### Do this
Print the listing that follows, character for character.

____

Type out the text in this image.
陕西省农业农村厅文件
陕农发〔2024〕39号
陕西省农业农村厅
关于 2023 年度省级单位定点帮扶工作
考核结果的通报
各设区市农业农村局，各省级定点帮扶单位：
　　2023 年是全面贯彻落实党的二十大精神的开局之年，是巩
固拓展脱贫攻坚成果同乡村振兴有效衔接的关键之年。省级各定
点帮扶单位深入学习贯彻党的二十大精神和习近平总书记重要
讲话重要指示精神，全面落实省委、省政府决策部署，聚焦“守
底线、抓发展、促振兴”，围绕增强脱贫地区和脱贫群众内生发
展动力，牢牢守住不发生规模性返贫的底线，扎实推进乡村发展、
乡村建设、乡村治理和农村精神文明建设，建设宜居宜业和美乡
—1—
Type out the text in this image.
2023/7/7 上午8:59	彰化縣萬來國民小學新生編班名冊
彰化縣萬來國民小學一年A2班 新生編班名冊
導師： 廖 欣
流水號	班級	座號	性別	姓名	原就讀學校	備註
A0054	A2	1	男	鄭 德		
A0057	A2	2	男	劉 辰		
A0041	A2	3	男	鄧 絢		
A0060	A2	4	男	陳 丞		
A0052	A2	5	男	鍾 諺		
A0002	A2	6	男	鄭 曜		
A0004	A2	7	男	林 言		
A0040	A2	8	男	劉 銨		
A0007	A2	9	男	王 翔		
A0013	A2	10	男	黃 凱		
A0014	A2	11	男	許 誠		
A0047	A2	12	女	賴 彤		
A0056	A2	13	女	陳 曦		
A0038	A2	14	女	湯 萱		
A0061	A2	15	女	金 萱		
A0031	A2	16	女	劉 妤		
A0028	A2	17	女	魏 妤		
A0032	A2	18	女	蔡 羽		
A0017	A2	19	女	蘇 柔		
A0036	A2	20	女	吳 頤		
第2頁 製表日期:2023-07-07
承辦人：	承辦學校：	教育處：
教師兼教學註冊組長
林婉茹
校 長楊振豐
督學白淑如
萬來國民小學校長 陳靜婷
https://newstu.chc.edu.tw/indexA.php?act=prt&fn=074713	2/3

____

### Task result
Type out the text in this image.
陕西省农业农村厅文件
陕农发〔2024〕39号
陕西省农业农村厅
关于 2023 年度省级单位定点帮扶工作
考核结果的通报
各设区市农业农村局，各省级定点帮扶单位：
　　2023 年是全面贯彻落实党的二十大精神的开局之年，是巩
固拓展脱贫攻坚成果同乡村振兴有效衔接的关键之年。省级各定
点帮扶单位深入学习贯彻党的二十大精神和习近平总书记重要
讲话重要指示精神，全面落实省委、省政府决策部署，聚焦“守
底线、抓发展、促振兴”，围绕增强脱贫地区和脱贫群众内生发
展动力，牢牢守住不发生规模性返贫的底线，扎实推进乡村发展、
乡村建设、乡村治理和农村精神文明建设，建设宜居宜业和美乡
—1—
Type out the text in this image.
2023/7/7 上午8:59	彰化縣萬來國民小學新生編班名冊
彰化縣萬來國民小學一年A2班 新生編班名冊
導師： 廖 欣
流水號	班級	座號	性別	姓名	原就讀學校	備註
A0054	A2	1	男	鄭 德		
A0057	A2	2	男	劉 辰		
A0041	A2	3	男	鄧 絢		
A0060	A2	4	男	陳 丞		
A0052	A2	5	男	鍾 諺		
A0002	A2	6	男	鄭 曜		
A0004	A2	7	男	林 言		
A0040	A2	8	男	劉 銨		
A0007	A2	9	男	王 翔		
A0013	A2	10	男	黃 凱		
A0014	A2	11	男	許 誠		
A0047	A2	12	女	賴 彤		
A0056	A2	13	女	陳 曦		
A0038	A2	14	女	湯 萱		
A0061	A2	15	女	金 萱		
A0031	A2	16	女	劉 妤		
A0028	A2	17	女	魏 妤		
A0032	A2	18	女	蔡 羽		
A0017	A2	19	女	蘇 柔		
A0036	A2	20	女	吳 頤		
第2頁 製表日期:2023-07-07
承辦人：	承辦學校：	教育處：
教師兼教學註冊組長
林婉茹
校 長楊振豐
督學白淑如
萬來國民小學校長 陳靜婷
https://newstu.chc.edu.tw/indexA.php?act=prt&fn=074713	2/3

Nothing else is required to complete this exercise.